> _TASK DESCRIPTION_
All of the lines below are to be printed again exactly; images are excluded from the output.

<<<<

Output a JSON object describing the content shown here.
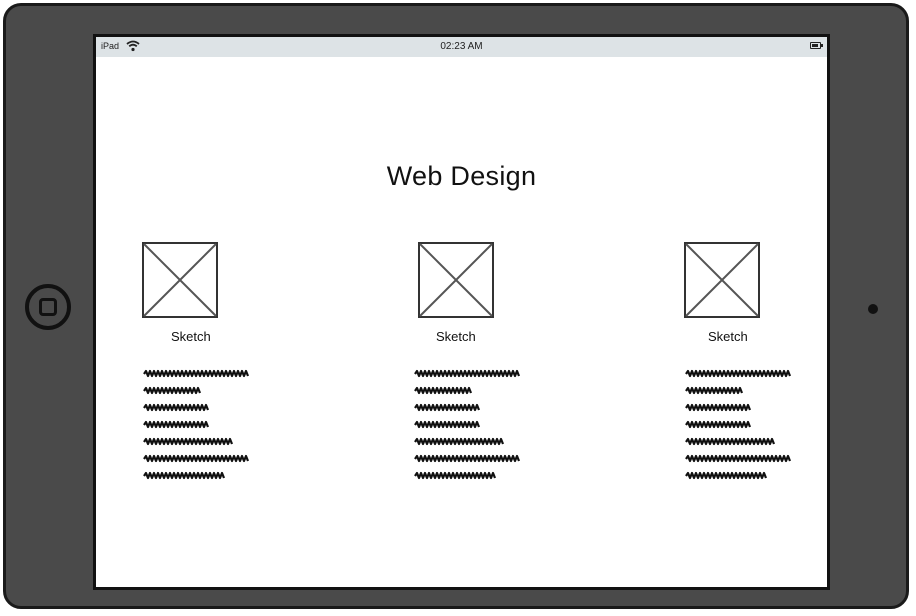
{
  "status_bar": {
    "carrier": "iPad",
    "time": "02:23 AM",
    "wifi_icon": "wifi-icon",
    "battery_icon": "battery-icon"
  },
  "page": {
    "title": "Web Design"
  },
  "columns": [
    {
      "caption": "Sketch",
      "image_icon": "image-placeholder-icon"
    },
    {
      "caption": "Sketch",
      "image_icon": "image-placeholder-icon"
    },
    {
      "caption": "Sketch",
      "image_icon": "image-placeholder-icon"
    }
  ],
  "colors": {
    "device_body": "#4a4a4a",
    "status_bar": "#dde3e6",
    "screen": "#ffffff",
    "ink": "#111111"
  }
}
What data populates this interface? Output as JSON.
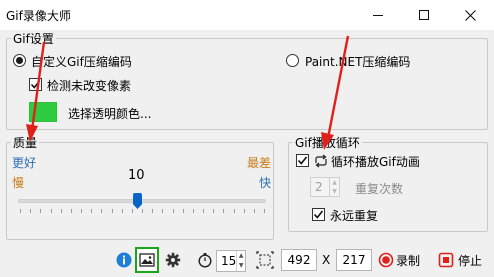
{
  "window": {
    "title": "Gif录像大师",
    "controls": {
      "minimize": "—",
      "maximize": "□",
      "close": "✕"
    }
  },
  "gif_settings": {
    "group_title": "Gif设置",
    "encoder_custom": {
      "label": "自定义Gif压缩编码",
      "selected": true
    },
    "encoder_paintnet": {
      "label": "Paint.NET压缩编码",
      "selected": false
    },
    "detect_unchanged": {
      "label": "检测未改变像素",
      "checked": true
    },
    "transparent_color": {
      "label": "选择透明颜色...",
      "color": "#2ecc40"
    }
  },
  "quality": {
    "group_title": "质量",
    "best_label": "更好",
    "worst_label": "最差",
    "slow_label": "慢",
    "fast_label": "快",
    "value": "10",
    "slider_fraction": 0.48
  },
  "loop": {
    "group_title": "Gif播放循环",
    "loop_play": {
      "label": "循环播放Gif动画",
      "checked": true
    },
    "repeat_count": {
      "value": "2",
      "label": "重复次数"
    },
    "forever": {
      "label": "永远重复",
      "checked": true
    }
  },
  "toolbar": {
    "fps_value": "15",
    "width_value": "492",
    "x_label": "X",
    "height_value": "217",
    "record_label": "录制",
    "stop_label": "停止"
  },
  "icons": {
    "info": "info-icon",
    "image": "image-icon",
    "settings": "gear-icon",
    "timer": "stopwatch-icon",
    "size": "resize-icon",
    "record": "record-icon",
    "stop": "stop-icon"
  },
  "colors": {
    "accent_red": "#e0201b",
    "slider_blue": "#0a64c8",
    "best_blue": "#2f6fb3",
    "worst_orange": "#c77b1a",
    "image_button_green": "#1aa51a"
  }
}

>>>>

> _ANSWER TO THIS EXERCISE_
Output a JSON object describing the content shown here.
{
  "status_bar": {
    "carrier": "iPad",
    "time": "02:23 AM",
    "wifi_icon": "wifi-icon",
    "battery_icon": "battery-icon"
  },
  "page": {
    "title": "Web Design"
  },
  "columns": [
    {
      "caption": "Sketch",
      "image_icon": "image-placeholder-icon"
    },
    {
      "caption": "Sketch",
      "image_icon": "image-placeholder-icon"
    },
    {
      "caption": "Sketch",
      "image_icon": "image-placeholder-icon"
    }
  ],
  "colors": {
    "device_body": "#4a4a4a",
    "status_bar": "#dde3e6",
    "screen": "#ffffff",
    "ink": "#111111"
  }
}
What data populates this interface? Output as JSON.
{
  "window": {
    "title": "Gif录像大师",
    "controls": {
      "minimize": "—",
      "maximize": "□",
      "close": "✕"
    }
  },
  "gif_settings": {
    "group_title": "Gif设置",
    "encoder_custom": {
      "label": "自定义Gif压缩编码",
      "selected": true
    },
    "encoder_paintnet": {
      "label": "Paint.NET压缩编码",
      "selected": false
    },
    "detect_unchanged": {
      "label": "检测未改变像素",
      "checked": true
    },
    "transparent_color": {
      "label": "选择透明颜色...",
      "color": "#2ecc40"
    }
  },
  "quality": {
    "group_title": "质量",
    "best_label": "更好",
    "worst_label": "最差",
    "slow_label": "慢",
    "fast_label": "快",
    "value": "10",
    "slider_fraction": 0.48
  },
  "loop": {
    "group_title": "Gif播放循环",
    "loop_play": {
      "label": "循环播放Gif动画",
      "checked": true
    },
    "repeat_count": {
      "value": "2",
      "label": "重复次数"
    },
    "forever": {
      "label": "永远重复",
      "checked": true
    }
  },
  "toolbar": {
    "fps_value": "15",
    "width_value": "492",
    "x_label": "X",
    "height_value": "217",
    "record_label": "录制",
    "stop_label": "停止"
  },
  "icons": {
    "info": "info-icon",
    "image": "image-icon",
    "settings": "gear-icon",
    "timer": "stopwatch-icon",
    "size": "resize-icon",
    "record": "record-icon",
    "stop": "stop-icon"
  },
  "colors": {
    "accent_red": "#e0201b",
    "slider_blue": "#0a64c8",
    "best_blue": "#2f6fb3",
    "worst_orange": "#c77b1a",
    "image_button_green": "#1aa51a"
  }
}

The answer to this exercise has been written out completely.